* EXTRACTED MATERIAL:
_ _ _ _ _
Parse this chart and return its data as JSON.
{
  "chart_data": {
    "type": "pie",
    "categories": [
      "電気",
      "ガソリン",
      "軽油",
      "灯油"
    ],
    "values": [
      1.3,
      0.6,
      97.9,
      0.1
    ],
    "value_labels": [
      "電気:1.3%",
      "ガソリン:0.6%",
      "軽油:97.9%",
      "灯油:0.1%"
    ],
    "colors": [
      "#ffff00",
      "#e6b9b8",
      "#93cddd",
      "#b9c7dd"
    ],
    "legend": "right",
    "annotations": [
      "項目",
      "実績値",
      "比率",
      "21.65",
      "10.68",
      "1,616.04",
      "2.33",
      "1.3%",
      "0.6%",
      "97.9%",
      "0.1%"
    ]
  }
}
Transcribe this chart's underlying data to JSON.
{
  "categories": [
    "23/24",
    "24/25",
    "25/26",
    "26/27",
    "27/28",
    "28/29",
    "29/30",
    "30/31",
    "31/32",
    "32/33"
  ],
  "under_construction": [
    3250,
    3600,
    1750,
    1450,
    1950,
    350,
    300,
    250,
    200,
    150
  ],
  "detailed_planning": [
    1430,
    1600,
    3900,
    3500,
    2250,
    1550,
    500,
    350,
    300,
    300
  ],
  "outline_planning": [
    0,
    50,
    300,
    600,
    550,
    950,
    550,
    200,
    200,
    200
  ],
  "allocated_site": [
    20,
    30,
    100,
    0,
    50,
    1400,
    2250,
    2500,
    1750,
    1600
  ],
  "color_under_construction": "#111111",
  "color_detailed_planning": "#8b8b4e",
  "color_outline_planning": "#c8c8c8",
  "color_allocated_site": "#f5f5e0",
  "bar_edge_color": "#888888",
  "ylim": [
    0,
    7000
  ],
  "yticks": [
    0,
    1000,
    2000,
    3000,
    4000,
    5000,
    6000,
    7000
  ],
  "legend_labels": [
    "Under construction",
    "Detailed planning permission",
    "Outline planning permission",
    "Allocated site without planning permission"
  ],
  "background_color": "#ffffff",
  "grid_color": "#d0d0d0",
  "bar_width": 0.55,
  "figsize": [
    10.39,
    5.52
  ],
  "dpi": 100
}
_ _ _ _ _
* DIRECTION:
Filter the records for lines holding the string "permission". Copy each one.

* FULL RESPONSE:
    "Detailed planning permission",
    "Outline planning permission",
    "Allocated site without planning permission"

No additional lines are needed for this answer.